**WRITTEN REQUEST**
Look through the data below. Collect every line where the word "image" occurs.

**PROVIDED DATA**
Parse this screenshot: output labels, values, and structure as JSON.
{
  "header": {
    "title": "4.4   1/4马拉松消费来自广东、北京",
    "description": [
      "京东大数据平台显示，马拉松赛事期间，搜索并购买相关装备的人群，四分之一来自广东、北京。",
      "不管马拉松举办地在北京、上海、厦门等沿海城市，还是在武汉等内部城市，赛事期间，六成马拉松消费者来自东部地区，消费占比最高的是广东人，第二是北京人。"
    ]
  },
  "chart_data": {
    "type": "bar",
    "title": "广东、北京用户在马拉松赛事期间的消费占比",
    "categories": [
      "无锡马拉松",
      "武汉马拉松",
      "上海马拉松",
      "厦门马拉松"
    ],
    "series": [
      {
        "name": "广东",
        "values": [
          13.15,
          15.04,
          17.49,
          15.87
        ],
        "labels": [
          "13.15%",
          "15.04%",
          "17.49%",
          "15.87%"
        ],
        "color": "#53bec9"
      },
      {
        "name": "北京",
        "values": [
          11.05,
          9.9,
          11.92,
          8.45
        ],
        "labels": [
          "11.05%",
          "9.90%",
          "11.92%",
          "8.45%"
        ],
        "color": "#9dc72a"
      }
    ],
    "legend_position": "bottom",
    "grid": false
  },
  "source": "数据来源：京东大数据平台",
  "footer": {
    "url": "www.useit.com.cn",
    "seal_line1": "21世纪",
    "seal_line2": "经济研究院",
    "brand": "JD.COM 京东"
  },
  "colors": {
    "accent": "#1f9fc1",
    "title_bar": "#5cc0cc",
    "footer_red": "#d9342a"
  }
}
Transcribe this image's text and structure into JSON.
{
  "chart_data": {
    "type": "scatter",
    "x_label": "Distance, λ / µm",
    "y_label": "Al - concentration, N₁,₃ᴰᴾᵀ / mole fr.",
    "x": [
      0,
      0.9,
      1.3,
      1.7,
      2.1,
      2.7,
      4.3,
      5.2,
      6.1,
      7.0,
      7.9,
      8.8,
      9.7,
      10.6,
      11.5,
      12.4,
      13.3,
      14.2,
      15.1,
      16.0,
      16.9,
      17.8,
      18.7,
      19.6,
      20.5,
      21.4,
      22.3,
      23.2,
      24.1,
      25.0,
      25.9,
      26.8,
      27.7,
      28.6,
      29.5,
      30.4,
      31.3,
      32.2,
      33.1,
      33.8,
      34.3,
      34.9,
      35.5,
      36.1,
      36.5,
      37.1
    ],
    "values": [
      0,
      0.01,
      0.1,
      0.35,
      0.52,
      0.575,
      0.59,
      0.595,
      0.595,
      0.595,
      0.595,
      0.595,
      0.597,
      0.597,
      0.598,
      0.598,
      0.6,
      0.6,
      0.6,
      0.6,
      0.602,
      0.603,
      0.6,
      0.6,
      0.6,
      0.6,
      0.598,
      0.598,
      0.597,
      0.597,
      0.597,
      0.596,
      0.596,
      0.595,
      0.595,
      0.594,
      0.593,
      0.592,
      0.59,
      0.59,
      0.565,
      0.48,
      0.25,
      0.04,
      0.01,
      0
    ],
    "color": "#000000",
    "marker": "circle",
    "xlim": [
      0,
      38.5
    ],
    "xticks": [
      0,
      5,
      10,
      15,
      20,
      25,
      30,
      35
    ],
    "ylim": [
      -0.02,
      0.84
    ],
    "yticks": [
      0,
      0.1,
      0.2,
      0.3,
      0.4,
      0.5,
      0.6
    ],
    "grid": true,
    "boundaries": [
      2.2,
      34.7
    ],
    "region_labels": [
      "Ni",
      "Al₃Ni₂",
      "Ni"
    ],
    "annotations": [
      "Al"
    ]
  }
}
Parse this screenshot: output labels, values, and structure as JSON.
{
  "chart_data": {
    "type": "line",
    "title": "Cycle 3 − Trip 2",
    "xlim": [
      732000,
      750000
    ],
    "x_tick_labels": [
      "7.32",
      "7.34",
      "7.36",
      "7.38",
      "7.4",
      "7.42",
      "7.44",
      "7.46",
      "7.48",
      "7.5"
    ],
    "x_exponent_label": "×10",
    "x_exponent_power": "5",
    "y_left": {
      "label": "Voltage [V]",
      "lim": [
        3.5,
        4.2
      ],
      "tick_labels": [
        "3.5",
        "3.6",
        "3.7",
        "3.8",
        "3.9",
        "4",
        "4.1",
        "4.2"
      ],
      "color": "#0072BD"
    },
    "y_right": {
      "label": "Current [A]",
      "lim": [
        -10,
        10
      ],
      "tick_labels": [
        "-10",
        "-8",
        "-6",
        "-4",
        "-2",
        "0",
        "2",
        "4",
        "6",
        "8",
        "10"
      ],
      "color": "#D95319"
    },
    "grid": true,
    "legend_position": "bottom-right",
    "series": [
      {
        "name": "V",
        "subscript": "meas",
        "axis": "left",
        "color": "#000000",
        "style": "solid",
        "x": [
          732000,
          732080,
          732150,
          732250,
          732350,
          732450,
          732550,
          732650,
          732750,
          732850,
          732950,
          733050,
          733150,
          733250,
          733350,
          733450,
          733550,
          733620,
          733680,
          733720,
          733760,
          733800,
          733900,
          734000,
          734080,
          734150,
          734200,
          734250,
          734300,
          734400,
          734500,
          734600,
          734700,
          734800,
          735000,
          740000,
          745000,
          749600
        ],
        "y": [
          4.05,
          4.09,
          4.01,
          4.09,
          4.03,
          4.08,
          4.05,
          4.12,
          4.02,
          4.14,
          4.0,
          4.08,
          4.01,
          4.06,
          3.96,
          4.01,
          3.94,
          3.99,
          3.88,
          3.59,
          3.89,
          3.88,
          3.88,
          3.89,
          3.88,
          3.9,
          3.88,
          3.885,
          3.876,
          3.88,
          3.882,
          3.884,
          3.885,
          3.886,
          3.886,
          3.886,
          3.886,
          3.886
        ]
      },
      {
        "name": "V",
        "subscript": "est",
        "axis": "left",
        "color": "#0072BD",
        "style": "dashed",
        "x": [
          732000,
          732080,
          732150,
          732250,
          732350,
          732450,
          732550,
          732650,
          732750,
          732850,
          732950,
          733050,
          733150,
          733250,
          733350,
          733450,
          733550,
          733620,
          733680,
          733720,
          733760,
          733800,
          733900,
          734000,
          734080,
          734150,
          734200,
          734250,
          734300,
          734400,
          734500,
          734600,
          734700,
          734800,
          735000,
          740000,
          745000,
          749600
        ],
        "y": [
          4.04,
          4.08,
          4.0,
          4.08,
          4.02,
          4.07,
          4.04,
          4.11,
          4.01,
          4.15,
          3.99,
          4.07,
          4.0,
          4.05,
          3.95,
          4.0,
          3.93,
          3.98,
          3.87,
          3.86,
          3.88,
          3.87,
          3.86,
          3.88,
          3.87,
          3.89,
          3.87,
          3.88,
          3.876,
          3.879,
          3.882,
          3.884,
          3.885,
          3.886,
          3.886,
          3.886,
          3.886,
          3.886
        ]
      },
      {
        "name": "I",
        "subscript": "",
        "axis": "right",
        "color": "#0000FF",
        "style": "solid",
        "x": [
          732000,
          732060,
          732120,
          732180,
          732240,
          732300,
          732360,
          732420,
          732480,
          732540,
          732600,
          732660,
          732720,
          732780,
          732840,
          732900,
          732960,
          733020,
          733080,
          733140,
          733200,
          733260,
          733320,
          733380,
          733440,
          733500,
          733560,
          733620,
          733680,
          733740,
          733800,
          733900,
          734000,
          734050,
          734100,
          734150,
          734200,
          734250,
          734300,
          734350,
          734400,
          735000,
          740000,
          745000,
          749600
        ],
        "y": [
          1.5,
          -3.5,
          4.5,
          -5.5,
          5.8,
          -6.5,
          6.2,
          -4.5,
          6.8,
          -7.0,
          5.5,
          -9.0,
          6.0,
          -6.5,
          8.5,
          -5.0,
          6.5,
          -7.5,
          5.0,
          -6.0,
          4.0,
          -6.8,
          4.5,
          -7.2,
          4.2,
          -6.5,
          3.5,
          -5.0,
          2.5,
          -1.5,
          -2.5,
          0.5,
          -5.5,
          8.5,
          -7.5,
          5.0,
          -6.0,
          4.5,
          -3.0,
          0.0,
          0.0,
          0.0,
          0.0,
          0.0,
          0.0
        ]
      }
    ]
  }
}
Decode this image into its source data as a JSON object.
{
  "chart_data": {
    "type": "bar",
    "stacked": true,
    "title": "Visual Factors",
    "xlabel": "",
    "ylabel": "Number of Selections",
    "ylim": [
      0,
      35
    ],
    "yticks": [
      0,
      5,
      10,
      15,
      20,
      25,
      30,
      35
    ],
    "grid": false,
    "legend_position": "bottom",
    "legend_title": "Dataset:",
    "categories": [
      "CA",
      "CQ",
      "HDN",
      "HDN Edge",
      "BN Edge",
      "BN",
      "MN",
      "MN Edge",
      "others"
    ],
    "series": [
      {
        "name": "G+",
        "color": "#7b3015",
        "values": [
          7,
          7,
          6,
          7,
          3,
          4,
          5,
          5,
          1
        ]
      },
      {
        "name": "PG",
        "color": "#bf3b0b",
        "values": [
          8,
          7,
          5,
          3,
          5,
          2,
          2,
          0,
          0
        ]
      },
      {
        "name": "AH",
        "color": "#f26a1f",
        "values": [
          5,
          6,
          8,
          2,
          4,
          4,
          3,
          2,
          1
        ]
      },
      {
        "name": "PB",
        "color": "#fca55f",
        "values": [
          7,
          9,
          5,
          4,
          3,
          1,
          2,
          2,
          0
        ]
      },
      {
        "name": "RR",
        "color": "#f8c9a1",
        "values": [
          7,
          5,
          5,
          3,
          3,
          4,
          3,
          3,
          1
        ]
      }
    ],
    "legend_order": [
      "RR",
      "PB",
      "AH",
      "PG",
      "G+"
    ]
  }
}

**EXERCISE ANSWER**
Transcribe this image's text and structure into JSON.
Decode this image into its source data as a JSON object.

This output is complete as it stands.